[START ENTRIES SHOWN]

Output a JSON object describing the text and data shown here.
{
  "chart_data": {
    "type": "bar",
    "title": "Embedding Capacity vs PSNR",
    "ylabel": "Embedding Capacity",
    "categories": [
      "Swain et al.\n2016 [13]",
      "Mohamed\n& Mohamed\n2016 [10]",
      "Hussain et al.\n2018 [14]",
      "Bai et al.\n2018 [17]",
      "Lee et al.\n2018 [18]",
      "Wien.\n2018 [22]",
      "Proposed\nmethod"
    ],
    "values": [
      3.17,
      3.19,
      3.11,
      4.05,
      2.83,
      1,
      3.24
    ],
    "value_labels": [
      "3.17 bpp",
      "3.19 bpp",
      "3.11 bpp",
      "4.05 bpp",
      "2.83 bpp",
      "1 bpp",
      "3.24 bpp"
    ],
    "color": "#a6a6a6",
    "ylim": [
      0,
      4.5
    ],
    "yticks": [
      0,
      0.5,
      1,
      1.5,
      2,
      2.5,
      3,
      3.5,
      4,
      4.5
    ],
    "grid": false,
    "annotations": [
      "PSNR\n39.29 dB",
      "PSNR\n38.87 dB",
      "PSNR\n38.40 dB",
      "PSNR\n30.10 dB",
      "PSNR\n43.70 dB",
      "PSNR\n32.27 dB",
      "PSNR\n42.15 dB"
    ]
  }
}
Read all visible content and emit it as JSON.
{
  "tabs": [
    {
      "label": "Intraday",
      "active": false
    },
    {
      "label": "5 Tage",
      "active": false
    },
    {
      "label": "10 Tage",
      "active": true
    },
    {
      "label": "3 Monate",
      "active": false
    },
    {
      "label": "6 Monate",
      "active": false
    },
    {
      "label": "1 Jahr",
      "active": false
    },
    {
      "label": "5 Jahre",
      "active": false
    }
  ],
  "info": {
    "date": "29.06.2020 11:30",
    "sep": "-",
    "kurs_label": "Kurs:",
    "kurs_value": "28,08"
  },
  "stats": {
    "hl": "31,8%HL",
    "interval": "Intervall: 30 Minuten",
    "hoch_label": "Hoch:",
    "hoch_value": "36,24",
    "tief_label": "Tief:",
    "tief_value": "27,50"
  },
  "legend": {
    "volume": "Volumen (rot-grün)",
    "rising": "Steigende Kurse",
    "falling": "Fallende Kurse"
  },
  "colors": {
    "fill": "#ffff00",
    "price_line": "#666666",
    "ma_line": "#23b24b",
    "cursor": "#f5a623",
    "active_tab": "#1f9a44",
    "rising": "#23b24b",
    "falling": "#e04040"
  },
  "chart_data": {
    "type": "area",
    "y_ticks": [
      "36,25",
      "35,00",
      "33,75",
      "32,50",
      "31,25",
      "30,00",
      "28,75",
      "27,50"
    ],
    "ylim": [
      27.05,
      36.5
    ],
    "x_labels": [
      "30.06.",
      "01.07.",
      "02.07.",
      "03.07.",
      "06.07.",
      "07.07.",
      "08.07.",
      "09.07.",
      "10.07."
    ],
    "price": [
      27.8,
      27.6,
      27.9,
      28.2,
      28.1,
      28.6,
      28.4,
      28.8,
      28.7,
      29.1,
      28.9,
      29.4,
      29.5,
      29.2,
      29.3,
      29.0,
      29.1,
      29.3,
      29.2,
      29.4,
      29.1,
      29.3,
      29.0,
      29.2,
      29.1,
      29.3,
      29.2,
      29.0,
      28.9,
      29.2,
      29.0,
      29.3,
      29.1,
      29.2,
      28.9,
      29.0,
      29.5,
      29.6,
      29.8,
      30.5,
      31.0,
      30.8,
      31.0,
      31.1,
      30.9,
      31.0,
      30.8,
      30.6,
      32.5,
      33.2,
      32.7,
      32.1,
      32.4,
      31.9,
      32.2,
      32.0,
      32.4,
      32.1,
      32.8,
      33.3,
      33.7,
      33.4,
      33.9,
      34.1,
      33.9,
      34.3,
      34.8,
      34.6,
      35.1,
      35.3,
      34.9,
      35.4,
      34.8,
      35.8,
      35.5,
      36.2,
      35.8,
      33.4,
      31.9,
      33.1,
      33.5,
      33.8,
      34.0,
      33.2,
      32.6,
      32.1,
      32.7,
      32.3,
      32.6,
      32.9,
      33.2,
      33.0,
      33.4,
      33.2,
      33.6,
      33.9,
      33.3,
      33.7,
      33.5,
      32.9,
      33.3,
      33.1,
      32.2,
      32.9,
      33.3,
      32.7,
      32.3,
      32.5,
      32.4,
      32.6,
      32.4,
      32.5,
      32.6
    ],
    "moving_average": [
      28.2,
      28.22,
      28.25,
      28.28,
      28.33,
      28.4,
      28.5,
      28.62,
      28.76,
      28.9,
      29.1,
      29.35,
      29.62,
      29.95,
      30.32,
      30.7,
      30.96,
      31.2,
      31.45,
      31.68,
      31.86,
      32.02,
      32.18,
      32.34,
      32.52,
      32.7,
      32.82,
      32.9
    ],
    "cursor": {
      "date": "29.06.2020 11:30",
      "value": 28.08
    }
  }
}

[END ENTRIES SHOWN]

— WRITTEN TASK —
Read through the lines above and collect those that contain the string "falling".

— ANSWER TO THIS EXERCISE —
    "falling": "Fallende Kurse"
    "falling": "#e04040"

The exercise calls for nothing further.